Rewrite the material below, replacing each occurrence of "histogram-bar" with "bar-segment". Leave everything else unchanged.
Supplied records start
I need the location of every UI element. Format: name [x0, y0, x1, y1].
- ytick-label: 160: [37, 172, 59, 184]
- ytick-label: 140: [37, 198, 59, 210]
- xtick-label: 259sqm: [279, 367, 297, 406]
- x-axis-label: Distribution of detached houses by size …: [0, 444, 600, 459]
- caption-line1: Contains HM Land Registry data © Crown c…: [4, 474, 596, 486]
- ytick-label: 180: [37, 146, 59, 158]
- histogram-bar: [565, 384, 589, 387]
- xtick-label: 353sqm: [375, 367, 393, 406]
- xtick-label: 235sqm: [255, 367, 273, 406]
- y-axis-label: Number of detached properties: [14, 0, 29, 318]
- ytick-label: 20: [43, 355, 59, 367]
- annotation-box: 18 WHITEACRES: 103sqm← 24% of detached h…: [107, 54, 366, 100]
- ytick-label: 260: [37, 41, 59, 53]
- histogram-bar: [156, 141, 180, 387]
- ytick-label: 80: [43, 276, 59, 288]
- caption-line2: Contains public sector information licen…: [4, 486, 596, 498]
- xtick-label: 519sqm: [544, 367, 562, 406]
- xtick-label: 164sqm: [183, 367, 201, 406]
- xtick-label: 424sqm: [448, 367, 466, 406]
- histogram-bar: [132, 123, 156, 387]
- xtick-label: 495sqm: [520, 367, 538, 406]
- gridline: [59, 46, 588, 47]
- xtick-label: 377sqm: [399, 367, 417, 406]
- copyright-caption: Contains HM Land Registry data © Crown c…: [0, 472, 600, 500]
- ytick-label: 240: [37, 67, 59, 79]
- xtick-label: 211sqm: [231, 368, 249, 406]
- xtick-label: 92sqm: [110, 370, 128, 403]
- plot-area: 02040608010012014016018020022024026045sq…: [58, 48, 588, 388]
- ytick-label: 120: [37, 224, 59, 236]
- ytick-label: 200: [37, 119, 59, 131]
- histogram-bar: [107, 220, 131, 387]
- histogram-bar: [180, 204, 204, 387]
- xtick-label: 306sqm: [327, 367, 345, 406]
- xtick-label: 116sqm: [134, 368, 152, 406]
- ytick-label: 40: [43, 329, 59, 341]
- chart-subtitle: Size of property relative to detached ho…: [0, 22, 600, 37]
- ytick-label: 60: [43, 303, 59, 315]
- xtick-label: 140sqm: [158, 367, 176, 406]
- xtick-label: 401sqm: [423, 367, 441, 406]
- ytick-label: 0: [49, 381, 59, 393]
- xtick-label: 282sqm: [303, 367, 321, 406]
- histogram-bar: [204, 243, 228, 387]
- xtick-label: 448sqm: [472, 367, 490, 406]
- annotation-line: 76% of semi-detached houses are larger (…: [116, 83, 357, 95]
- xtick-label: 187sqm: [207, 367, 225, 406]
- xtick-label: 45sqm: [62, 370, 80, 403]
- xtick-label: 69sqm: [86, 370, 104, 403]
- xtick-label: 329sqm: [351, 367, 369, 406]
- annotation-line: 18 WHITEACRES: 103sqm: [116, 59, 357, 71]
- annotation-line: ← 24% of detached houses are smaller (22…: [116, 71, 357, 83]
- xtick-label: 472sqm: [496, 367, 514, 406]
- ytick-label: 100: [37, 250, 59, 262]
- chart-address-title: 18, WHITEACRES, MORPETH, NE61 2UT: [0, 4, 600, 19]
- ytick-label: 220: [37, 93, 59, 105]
Supplied records end
§ Output of the task:
I need the location of every UI element. Format: name [x0, y0, x1, y1].
- ytick-label: 160: [37, 172, 59, 184]
- ytick-label: 140: [37, 198, 59, 210]
- xtick-label: 259sqm: [279, 367, 297, 406]
- x-axis-label: Distribution of detached houses by size …: [0, 444, 600, 459]
- caption-line1: Contains HM Land Registry data © Crown c…: [4, 474, 596, 486]
- ytick-label: 180: [37, 146, 59, 158]
- bar-segment: [565, 384, 589, 387]
- xtick-label: 353sqm: [375, 367, 393, 406]
- xtick-label: 235sqm: [255, 367, 273, 406]
- y-axis-label: Number of detached properties: [14, 0, 29, 318]
- ytick-label: 20: [43, 355, 59, 367]
- annotation-box: 18 WHITEACRES: 103sqm← 24% of detached h…: [107, 54, 366, 100]
- ytick-label: 260: [37, 41, 59, 53]
- bar-segment: [156, 141, 180, 387]
- ytick-label: 80: [43, 276, 59, 288]
- caption-line2: Contains public sector information licen…: [4, 486, 596, 498]
- xtick-label: 519sqm: [544, 367, 562, 406]
- xtick-label: 164sqm: [183, 367, 201, 406]
- xtick-label: 424sqm: [448, 367, 466, 406]
- bar-segment: [132, 123, 156, 387]
- xtick-label: 495sqm: [520, 367, 538, 406]
- gridline: [59, 46, 588, 47]
- xtick-label: 377sqm: [399, 367, 417, 406]
- copyright-caption: Contains HM Land Registry data © Crown c…: [0, 472, 600, 500]
- ytick-label: 240: [37, 67, 59, 79]
- xtick-label: 211sqm: [231, 368, 249, 406]
- xtick-label: 92sqm: [110, 370, 128, 403]
- plot-area: 02040608010012014016018020022024026045sq…: [58, 48, 588, 388]
- ytick-label: 120: [37, 224, 59, 236]
- ytick-label: 200: [37, 119, 59, 131]
- bar-segment: [107, 220, 131, 387]
- bar-segment: [180, 204, 204, 387]
- xtick-label: 306sqm: [327, 367, 345, 406]
- xtick-label: 116sqm: [134, 368, 152, 406]
- ytick-label: 40: [43, 329, 59, 341]
- chart-subtitle: Size of property relative to detached ho…: [0, 22, 600, 37]
- ytick-label: 60: [43, 303, 59, 315]
- xtick-label: 140sqm: [158, 367, 176, 406]
- xtick-label: 401sqm: [423, 367, 441, 406]
- ytick-label: 0: [49, 381, 59, 393]
- xtick-label: 282sqm: [303, 367, 321, 406]
- bar-segment: [204, 243, 228, 387]
- xtick-label: 448sqm: [472, 367, 490, 406]
- annotation-line: 76% of semi-detached houses are larger (…: [116, 83, 357, 95]
- xtick-label: 187sqm: [207, 367, 225, 406]
- xtick-label: 45sqm: [62, 370, 80, 403]
- xtick-label: 69sqm: [86, 370, 104, 403]
- xtick-label: 329sqm: [351, 367, 369, 406]
- annotation-line: 18 WHITEACRES: 103sqm: [116, 59, 357, 71]
- annotation-line: ← 24% of detached houses are smaller (22…: [116, 71, 357, 83]
- xtick-label: 472sqm: [496, 367, 514, 406]
- ytick-label: 100: [37, 250, 59, 262]
- chart-address-title: 18, WHITEACRES, MORPETH, NE61 2UT: [0, 4, 600, 19]
- ytick-label: 220: [37, 93, 59, 105]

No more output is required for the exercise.